**Exercise objective:** Find each line containing the word "name" and report how many there are. Add nothing else.

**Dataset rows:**
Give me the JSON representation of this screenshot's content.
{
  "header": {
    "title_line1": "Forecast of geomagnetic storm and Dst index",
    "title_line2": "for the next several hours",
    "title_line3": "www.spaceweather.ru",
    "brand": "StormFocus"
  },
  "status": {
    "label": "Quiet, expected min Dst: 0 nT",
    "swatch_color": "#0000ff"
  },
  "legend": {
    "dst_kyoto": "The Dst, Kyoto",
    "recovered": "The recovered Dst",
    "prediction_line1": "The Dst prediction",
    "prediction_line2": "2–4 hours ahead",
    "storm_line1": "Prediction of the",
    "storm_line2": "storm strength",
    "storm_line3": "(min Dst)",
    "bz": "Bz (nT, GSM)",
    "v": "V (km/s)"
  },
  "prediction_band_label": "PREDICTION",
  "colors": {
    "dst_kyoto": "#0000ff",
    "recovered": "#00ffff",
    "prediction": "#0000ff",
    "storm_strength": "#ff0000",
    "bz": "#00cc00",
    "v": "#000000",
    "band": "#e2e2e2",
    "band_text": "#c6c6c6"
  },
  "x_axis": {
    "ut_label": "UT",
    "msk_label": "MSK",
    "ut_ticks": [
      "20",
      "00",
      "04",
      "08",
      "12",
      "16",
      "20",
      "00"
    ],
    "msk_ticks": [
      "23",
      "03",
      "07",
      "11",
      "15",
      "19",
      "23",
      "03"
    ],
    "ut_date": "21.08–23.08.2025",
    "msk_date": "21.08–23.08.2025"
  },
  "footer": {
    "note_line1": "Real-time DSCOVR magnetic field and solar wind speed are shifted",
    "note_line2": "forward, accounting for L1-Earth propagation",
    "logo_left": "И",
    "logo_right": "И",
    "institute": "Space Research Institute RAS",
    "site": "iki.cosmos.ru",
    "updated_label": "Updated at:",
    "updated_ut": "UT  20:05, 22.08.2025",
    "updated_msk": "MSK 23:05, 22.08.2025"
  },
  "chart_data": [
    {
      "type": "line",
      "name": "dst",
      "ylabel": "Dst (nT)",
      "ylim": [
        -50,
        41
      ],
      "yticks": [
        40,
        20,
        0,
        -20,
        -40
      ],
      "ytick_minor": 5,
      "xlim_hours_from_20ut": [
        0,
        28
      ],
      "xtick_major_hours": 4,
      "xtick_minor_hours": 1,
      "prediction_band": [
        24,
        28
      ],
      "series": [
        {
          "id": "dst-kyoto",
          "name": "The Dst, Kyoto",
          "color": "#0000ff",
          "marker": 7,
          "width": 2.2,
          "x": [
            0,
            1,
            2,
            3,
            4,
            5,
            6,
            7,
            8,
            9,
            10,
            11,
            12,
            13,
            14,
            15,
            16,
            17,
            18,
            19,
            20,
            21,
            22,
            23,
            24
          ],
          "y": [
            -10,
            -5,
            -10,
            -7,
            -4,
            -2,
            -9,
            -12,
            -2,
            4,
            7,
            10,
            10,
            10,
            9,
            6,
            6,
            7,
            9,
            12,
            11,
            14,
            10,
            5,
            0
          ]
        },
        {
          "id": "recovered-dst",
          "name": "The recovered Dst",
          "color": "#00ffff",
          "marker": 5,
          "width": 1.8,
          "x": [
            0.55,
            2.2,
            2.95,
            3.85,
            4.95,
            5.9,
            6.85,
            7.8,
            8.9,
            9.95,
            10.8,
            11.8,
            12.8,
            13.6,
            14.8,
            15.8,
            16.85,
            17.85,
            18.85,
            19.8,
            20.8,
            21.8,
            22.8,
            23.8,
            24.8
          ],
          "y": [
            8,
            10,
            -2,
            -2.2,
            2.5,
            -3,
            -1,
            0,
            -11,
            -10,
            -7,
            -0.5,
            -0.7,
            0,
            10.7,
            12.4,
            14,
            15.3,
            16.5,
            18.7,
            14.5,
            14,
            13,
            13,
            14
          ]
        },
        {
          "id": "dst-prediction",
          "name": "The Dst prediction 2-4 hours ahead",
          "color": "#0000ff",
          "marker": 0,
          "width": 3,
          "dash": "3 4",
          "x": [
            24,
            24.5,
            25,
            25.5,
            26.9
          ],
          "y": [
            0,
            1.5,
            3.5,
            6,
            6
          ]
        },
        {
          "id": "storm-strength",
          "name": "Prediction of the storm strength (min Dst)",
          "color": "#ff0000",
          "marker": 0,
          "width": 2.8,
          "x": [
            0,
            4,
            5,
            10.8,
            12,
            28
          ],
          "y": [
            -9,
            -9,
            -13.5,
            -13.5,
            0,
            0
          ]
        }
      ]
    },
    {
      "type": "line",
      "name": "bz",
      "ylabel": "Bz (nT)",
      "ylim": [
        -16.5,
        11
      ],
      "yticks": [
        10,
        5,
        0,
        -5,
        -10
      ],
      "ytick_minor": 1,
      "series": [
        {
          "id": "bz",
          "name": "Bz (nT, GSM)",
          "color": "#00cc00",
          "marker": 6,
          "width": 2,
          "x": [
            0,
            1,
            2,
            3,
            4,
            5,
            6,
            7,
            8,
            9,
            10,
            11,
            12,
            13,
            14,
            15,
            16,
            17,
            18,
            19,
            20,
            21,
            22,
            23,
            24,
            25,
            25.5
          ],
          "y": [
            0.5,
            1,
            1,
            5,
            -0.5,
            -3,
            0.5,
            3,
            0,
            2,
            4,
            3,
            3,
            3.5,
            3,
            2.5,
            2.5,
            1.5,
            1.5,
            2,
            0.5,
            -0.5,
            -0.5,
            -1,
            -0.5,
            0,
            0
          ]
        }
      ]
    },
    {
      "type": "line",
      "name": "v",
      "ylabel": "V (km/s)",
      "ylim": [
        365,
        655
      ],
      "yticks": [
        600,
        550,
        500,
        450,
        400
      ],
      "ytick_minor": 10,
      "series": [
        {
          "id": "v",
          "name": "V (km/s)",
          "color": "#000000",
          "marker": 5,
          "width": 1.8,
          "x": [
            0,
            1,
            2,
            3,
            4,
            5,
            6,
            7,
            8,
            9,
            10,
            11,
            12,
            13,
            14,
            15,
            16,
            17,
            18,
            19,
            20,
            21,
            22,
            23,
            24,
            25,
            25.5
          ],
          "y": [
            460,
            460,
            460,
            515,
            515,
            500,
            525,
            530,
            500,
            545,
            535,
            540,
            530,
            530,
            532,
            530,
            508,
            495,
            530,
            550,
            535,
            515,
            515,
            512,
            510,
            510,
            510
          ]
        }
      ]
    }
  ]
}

**Result of this task:** 9